- [Goal of the exercise] Output the data below in full, character for character.

::: Items

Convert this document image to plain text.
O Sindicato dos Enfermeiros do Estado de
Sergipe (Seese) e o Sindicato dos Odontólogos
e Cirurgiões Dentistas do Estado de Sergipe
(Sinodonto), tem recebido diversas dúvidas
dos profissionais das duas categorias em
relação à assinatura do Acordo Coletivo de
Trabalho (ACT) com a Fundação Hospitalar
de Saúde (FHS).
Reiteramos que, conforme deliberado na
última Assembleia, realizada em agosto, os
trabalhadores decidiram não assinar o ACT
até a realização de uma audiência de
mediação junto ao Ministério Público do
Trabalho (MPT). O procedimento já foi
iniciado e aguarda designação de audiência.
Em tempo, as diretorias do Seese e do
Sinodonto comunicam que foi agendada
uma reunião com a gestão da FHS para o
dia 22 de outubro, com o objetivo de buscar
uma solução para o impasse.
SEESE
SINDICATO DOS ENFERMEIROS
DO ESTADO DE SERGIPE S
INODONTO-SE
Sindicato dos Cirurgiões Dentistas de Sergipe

::::::

- [Answer to this task]
Convert this document image to plain text.
O Sindicato dos Enfermeiros do Estado de
Sergipe (Seese) e o Sindicato dos Odontólogos
e Cirurgiões Dentistas do Estado de Sergipe
(Sinodonto), tem recebido diversas dúvidas
dos profissionais das duas categorias em
relação à assinatura do Acordo Coletivo de
Trabalho (ACT) com a Fundação Hospitalar
de Saúde (FHS).
Reiteramos que, conforme deliberado na
última Assembleia, realizada em agosto, os
trabalhadores decidiram não assinar o ACT
até a realização de uma audiência de
mediação junto ao Ministério Público do
Trabalho (MPT). O procedimento já foi
iniciado e aguarda designação de audiência.
Em tempo, as diretorias do Seese e do
Sinodonto comunicam que foi agendada
uma reunião com a gestão da FHS para o
dia 22 de outubro, com o objetivo de buscar
uma solução para o impasse.
SEESE
SINDICATO DOS ENFERMEIROS
DO ESTADO DE SERGIPE S
INODONTO-SE
Sindicato dos Cirurgiões Dentistas de Sergipe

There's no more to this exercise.